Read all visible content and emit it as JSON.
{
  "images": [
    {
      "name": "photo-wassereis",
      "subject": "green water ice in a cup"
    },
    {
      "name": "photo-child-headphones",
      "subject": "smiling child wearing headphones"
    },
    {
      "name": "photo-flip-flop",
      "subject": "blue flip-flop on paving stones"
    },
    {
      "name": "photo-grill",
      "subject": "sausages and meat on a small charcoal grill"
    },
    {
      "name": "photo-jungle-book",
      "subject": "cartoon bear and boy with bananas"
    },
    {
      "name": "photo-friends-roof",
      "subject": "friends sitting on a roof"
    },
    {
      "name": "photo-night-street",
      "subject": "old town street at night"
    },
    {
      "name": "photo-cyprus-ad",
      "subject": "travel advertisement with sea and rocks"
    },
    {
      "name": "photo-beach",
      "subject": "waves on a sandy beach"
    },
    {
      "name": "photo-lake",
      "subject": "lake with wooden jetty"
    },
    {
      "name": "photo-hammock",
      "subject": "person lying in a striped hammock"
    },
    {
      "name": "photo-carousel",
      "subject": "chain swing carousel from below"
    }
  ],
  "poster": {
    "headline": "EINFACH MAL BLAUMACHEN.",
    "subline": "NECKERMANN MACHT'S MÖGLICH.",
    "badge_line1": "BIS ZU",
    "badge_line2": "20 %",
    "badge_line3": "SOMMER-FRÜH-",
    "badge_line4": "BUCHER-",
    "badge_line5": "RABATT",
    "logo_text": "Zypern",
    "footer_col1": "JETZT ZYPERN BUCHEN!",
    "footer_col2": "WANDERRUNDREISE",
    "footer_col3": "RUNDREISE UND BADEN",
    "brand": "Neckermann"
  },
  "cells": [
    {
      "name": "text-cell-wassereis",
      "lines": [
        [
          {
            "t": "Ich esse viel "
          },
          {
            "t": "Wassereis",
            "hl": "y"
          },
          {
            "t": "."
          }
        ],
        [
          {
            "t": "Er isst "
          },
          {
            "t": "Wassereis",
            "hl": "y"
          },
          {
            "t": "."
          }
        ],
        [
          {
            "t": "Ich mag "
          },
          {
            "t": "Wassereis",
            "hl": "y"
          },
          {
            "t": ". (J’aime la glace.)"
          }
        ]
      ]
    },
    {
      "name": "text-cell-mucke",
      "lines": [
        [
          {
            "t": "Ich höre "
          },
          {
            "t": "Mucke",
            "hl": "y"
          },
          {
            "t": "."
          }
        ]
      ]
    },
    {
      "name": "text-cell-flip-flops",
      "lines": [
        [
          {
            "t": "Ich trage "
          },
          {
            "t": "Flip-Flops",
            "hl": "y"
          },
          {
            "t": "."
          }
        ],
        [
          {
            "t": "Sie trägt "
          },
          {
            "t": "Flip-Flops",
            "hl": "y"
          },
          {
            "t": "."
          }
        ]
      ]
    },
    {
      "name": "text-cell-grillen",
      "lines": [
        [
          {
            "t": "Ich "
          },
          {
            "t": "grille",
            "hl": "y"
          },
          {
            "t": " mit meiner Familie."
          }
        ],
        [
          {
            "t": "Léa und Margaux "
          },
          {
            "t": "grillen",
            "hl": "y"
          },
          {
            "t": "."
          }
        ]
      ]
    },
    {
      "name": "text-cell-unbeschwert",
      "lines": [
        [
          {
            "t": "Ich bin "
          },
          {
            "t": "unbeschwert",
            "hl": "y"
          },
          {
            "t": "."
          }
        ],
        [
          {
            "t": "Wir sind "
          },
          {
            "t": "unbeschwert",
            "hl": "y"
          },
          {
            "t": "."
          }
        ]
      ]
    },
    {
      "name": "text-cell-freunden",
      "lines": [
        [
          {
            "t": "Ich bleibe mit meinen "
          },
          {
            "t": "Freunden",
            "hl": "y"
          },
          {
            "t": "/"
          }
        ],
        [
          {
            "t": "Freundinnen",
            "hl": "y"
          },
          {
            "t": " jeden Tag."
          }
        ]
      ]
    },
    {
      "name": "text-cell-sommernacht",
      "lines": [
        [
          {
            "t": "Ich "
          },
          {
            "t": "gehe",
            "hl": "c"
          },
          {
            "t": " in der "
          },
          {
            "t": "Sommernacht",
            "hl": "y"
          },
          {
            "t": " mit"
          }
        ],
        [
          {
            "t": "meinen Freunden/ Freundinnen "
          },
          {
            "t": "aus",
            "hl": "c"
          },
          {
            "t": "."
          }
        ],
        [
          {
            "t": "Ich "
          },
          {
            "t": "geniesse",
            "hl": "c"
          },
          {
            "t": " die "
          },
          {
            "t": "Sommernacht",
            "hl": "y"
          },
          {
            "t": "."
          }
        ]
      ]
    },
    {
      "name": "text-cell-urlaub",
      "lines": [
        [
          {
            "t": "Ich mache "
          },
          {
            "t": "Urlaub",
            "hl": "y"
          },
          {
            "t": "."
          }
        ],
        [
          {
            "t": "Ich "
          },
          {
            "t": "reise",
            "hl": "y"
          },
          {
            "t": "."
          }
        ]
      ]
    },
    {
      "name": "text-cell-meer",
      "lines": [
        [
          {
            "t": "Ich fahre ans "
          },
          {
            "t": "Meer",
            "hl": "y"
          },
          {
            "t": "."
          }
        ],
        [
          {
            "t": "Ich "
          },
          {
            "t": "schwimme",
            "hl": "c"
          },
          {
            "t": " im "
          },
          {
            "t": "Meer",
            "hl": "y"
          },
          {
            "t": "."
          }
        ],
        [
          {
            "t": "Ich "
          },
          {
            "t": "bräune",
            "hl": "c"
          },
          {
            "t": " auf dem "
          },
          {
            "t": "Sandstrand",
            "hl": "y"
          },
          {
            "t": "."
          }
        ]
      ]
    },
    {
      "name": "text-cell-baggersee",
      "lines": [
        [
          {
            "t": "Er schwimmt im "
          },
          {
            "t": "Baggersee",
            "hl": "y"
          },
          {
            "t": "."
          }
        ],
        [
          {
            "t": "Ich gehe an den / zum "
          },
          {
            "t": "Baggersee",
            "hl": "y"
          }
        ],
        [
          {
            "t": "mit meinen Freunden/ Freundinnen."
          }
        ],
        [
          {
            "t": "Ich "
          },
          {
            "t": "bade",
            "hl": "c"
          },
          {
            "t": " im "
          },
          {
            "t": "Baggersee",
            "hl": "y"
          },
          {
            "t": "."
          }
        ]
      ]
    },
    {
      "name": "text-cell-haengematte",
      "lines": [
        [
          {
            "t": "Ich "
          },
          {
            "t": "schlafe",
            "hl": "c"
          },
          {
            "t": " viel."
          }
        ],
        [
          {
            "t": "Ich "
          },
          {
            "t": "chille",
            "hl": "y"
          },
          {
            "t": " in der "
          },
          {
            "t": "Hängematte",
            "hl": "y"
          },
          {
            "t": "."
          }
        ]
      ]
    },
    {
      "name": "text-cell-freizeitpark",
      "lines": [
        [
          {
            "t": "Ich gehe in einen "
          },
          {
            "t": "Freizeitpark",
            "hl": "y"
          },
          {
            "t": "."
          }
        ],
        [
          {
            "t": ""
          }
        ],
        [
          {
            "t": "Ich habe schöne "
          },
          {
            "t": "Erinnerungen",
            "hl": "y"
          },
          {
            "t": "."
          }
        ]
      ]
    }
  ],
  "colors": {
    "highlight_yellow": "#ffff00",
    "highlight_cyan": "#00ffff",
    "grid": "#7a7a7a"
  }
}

## Given request
Repeat each record exactly. Omit nothing.

## Task output
Read all visible content and emit it as JSON.
{
  "images": [
    {
      "name": "photo-wassereis",
      "subject": "green water ice in a cup"
    },
    {
      "name": "photo-child-headphones",
      "subject": "smiling child wearing headphones"
    },
    {
      "name": "photo-flip-flop",
      "subject": "blue flip-flop on paving stones"
    },
    {
      "name": "photo-grill",
      "subject": "sausages and meat on a small charcoal grill"
    },
    {
      "name": "photo-jungle-book",
      "subject": "cartoon bear and boy with bananas"
    },
    {
      "name": "photo-friends-roof",
      "subject": "friends sitting on a roof"
    },
    {
      "name": "photo-night-street",
      "subject": "old town street at night"
    },
    {
      "name": "photo-cyprus-ad",
      "subject": "travel advertisement with sea and rocks"
    },
    {
      "name": "photo-beach",
      "subject": "waves on a sandy beach"
    },
    {
      "name": "photo-lake",
      "subject": "lake with wooden jetty"
    },
    {
      "name": "photo-hammock",
      "subject": "person lying in a striped hammock"
    },
    {
      "name": "photo-carousel",
      "subject": "chain swing carousel from below"
    }
  ],
  "poster": {
    "headline": "EINFACH MAL BLAUMACHEN.",
    "subline": "NECKERMANN MACHT'S MÖGLICH.",
    "badge_line1": "BIS ZU",
    "badge_line2": "20 %",
    "badge_line3": "SOMMER-FRÜH-",
    "badge_line4": "BUCHER-",
    "badge_line5": "RABATT",
    "logo_text": "Zypern",
    "footer_col1": "JETZT ZYPERN BUCHEN!",
    "footer_col2": "WANDERRUNDREISE",
    "footer_col3": "RUNDREISE UND BADEN",
    "brand": "Neckermann"
  },
  "cells": [
    {
      "name": "text-cell-wassereis",
      "lines": [
        [
          {
            "t": "Ich esse viel "
          },
          {
            "t": "Wassereis",
            "hl": "y"
          },
          {
            "t": "."
          }
        ],
        [
          {
            "t": "Er isst "
          },
          {
            "t": "Wassereis",
            "hl": "y"
          },
          {
            "t": "."
          }
        ],
        [
          {
            "t": "Ich mag "
          },
          {
            "t": "Wassereis",
            "hl": "y"
          },
          {
            "t": ". (J’aime la glace.)"
          }
        ]
      ]
    },
    {
      "name": "text-cell-mucke",
      "lines": [
        [
          {
            "t": "Ich höre "
          },
          {
            "t": "Mucke",
            "hl": "y"
          },
          {
            "t": "."
          }
        ]
      ]
    },
    {
      "name": "text-cell-flip-flops",
      "lines": [
        [
          {
            "t": "Ich trage "
          },
          {
            "t": "Flip-Flops",
            "hl": "y"
          },
          {
            "t": "."
          }
        ],
        [
          {
            "t": "Sie trägt "
          },
          {
            "t": "Flip-Flops",
            "hl": "y"
          },
          {
            "t": "."
          }
        ]
      ]
    },
    {
      "name": "text-cell-grillen",
      "lines": [
        [
          {
            "t": "Ich "
          },
          {
            "t": "grille",
            "hl": "y"
          },
          {
            "t": " mit meiner Familie."
          }
        ],
        [
          {
            "t": "Léa und Margaux "
          },
          {
            "t": "grillen",
            "hl": "y"
          },
          {
            "t": "."
          }
        ]
      ]
    },
    {
      "name": "text-cell-unbeschwert",
      "lines": [
        [
          {
            "t": "Ich bin "
          },
          {
            "t": "unbeschwert",
            "hl": "y"
          },
          {
            "t": "."
          }
        ],
        [
          {
            "t": "Wir sind "
          },
          {
            "t": "unbeschwert",
            "hl": "y"
          },
          {
            "t": "."
          }
        ]
      ]
    },
    {
      "name": "text-cell-freunden",
      "lines": [
        [
          {
            "t": "Ich bleibe mit meinen "
          },
          {
            "t": "Freunden",
            "hl": "y"
          },
          {
            "t": "/"
          }
        ],
        [
          {
            "t": "Freundinnen",
            "hl": "y"
          },
          {
            "t": " jeden Tag."
          }
        ]
      ]
    },
    {
      "name": "text-cell-sommernacht",
      "lines": [
        [
          {
            "t": "Ich "
          },
          {
            "t": "gehe",
            "hl": "c"
          },
          {
            "t": " in der "
          },
          {
            "t": "Sommernacht",
            "hl": "y"
          },
          {
            "t": " mit"
          }
        ],
        [
          {
            "t": "meinen Freunden/ Freundinnen "
          },
          {
            "t": "aus",
            "hl": "c"
          },
          {
            "t": "."
          }
        ],
        [
          {
            "t": "Ich "
          },
          {
            "t": "geniesse",
            "hl": "c"
          },
          {
            "t": " die "
          },
          {
            "t": "Sommernacht",
            "hl": "y"
          },
          {
            "t": "."
          }
        ]
      ]
    },
    {
      "name": "text-cell-urlaub",
      "lines": [
        [
          {
            "t": "Ich mache "
          },
          {
            "t": "Urlaub",
            "hl": "y"
          },
          {
            "t": "."
          }
        ],
        [
          {
            "t": "Ich "
          },
          {
            "t": "reise",
            "hl": "y"
          },
          {
            "t": "."
          }
        ]
      ]
    },
    {
      "name": "text-cell-meer",
      "lines": [
        [
          {
            "t": "Ich fahre ans "
          },
          {
            "t": "Meer",
            "hl": "y"
          },
          {
            "t": "."
          }
        ],
        [
          {
            "t": "Ich "
          },
          {
            "t": "schwimme",
            "hl": "c"
          },
          {
            "t": " im "
          },
          {
            "t": "Meer",
            "hl": "y"
          },
          {
            "t": "."
          }
        ],
        [
          {
            "t": "Ich "
          },
          {
            "t": "bräune",
            "hl": "c"
          },
          {
            "t": " auf dem "
          },
          {
            "t": "Sandstrand",
            "hl": "y"
          },
          {
            "t": "."
          }
        ]
      ]
    },
    {
      "name": "text-cell-baggersee",
      "lines": [
        [
          {
            "t": "Er schwimmt im "
          },
          {
            "t": "Baggersee",
            "hl": "y"
          },
          {
            "t": "."
          }
        ],
        [
          {
            "t": "Ich gehe an den / zum "
          },
          {
            "t": "Baggersee",
            "hl": "y"
          }
        ],
        [
          {
            "t": "mit meinen Freunden/ Freundinnen."
          }
        ],
        [
          {
            "t": "Ich "
          },
          {
            "t": "bade",
            "hl": "c"
          },
          {
            "t": " im "
          },
          {
            "t": "Baggersee",
            "hl": "y"
          },
          {
            "t": "."
          }
        ]
      ]
    },
    {
      "name": "text-cell-haengematte",
      "lines": [
        [
          {
            "t": "Ich "
          },
          {
            "t": "schlafe",
            "hl": "c"
          },
          {
            "t": " viel."
          }
        ],
        [
          {
            "t": "Ich "
          },
          {
            "t": "chille",
            "hl": "y"
          },
          {
            "t": " in der "
          },
          {
            "t": "Hängematte",
            "hl": "y"
          },
          {
            "t": "."
          }
        ]
      ]
    },
    {
      "name": "text-cell-freizeitpark",
      "lines": [
        [
          {
            "t": "Ich gehe in einen "
          },
          {
            "t": "Freizeitpark",
            "hl": "y"
          },
          {
            "t": "."
          }
        ],
        [
          {
            "t": ""
          }
        ],
        [
          {
            "t": "Ich habe schöne "
          },
          {
            "t": "Erinnerungen",
            "hl": "y"
          },
          {
            "t": "."
          }
        ]
      ]
    }
  ],
  "colors": {
    "highlight_yellow": "#ffff00",
    "highlight_cyan": "#00ffff",
    "grid": "#7a7a7a"
  }
}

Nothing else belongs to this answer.